Dataset entries on figures:

::::::

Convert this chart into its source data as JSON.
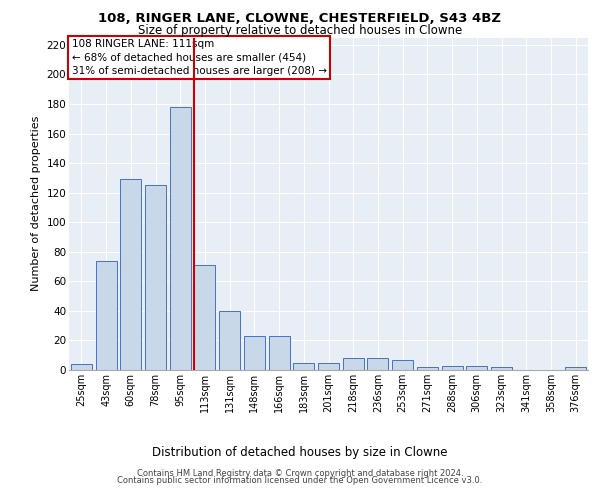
{
  "title1": "108, RINGER LANE, CLOWNE, CHESTERFIELD, S43 4BZ",
  "title2": "Size of property relative to detached houses in Clowne",
  "xlabel": "Distribution of detached houses by size in Clowne",
  "ylabel": "Number of detached properties",
  "categories": [
    "25sqm",
    "43sqm",
    "60sqm",
    "78sqm",
    "95sqm",
    "113sqm",
    "131sqm",
    "148sqm",
    "166sqm",
    "183sqm",
    "201sqm",
    "218sqm",
    "236sqm",
    "253sqm",
    "271sqm",
    "288sqm",
    "306sqm",
    "323sqm",
    "341sqm",
    "358sqm",
    "376sqm"
  ],
  "values": [
    4,
    74,
    129,
    125,
    178,
    71,
    40,
    23,
    23,
    5,
    5,
    8,
    8,
    7,
    2,
    3,
    3,
    2,
    0,
    0,
    2
  ],
  "bar_color": "#c8d8e8",
  "bar_edge_color": "#4472c4",
  "vline_color": "#cc0000",
  "vline_pos": 4.575,
  "annotation_title": "108 RINGER LANE: 111sqm",
  "annotation_line1": "← 68% of detached houses are smaller (454)",
  "annotation_line2": "31% of semi-detached houses are larger (208) →",
  "annotation_box_color": "#cc0000",
  "ylim": [
    0,
    225
  ],
  "yticks": [
    0,
    20,
    40,
    60,
    80,
    100,
    120,
    140,
    160,
    180,
    200,
    220
  ],
  "footer1": "Contains HM Land Registry data © Crown copyright and database right 2024.",
  "footer2": "Contains public sector information licensed under the Open Government Licence v3.0.",
  "bg_color": "#e8eef5",
  "grid_color": "#ffffff",
  "title1_fontsize": 9.5,
  "title2_fontsize": 8.5,
  "ylabel_fontsize": 8,
  "xlabel_fontsize": 8.5,
  "tick_fontsize": 7,
  "ytick_fontsize": 7.5,
  "footer_fontsize": 6,
  "ann_fontsize": 7.5
}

::::::

TO BE DONE:
Return each line among the entries that holds the word "Contains".

RESPONSE:
  "footer1": "Contains HM Land Registry data © Crown copyright and database right 2024.",
  "footer2": "Contains public sector information licensed under the Open Government Licence v3.0.",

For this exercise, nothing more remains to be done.